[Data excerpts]
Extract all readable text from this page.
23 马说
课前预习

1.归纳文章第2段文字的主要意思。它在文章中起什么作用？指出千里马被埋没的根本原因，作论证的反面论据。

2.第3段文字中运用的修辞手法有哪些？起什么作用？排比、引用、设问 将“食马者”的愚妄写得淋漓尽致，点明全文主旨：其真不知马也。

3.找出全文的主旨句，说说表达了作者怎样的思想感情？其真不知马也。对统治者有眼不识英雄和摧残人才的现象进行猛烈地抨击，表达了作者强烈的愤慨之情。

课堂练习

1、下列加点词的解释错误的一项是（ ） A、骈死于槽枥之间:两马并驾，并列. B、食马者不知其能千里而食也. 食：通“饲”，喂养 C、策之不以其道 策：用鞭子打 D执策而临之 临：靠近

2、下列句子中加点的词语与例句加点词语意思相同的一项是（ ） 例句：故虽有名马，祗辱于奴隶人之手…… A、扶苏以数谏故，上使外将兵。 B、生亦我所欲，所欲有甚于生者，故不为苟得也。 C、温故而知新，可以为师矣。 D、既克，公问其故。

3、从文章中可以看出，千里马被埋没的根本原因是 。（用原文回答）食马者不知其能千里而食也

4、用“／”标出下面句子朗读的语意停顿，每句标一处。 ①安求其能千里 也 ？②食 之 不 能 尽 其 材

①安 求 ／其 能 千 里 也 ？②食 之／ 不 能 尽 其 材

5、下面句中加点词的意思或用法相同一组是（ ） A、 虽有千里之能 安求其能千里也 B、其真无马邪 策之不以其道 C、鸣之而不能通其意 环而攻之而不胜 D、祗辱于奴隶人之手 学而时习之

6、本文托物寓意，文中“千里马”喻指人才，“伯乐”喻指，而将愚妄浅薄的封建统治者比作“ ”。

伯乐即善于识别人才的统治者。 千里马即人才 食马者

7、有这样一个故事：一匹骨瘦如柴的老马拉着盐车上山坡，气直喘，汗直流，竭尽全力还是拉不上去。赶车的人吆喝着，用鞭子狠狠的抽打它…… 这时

Problem to work on:
Repeat every record, keeping each word and mark exactly as it is.

Full response:
Extract all readable text from this page.
23 马说
课前预习

1.归纳文章第2段文字的主要意思。它在文章中起什么作用？指出千里马被埋没的根本原因，作论证的反面论据。

2.第3段文字中运用的修辞手法有哪些？起什么作用？排比、引用、设问 将“食马者”的愚妄写得淋漓尽致，点明全文主旨：其真不知马也。

3.找出全文的主旨句，说说表达了作者怎样的思想感情？其真不知马也。对统治者有眼不识英雄和摧残人才的现象进行猛烈地抨击，表达了作者强烈的愤慨之情。

课堂练习

1、下列加点词的解释错误的一项是（ ） A、骈死于槽枥之间:两马并驾，并列. B、食马者不知其能千里而食也. 食：通“饲”，喂养 C、策之不以其道 策：用鞭子打 D执策而临之 临：靠近

2、下列句子中加点的词语与例句加点词语意思相同的一项是（ ） 例句：故虽有名马，祗辱于奴隶人之手…… A、扶苏以数谏故，上使外将兵。 B、生亦我所欲，所欲有甚于生者，故不为苟得也。 C、温故而知新，可以为师矣。 D、既克，公问其故。

3、从文章中可以看出，千里马被埋没的根本原因是 。（用原文回答）食马者不知其能千里而食也

4、用“／”标出下面句子朗读的语意停顿，每句标一处。 ①安求其能千里 也 ？②食 之 不 能 尽 其 材

①安 求 ／其 能 千 里 也 ？②食 之／ 不 能 尽 其 材

5、下面句中加点词的意思或用法相同一组是（ ） A、 虽有千里之能 安求其能千里也 B、其真无马邪 策之不以其道 C、鸣之而不能通其意 环而攻之而不胜 D、祗辱于奴隶人之手 学而时习之

6、本文托物寓意，文中“千里马”喻指人才，“伯乐”喻指，而将愚妄浅薄的封建统治者比作“ ”。

伯乐即善于识别人才的统治者。 千里马即人才 食马者

7、有这样一个故事：一匹骨瘦如柴的老马拉着盐车上山坡，气直喘，汗直流，竭尽全力还是拉不上去。赶车的人吆喝着，用鞭子狠狠的抽打它…… 这时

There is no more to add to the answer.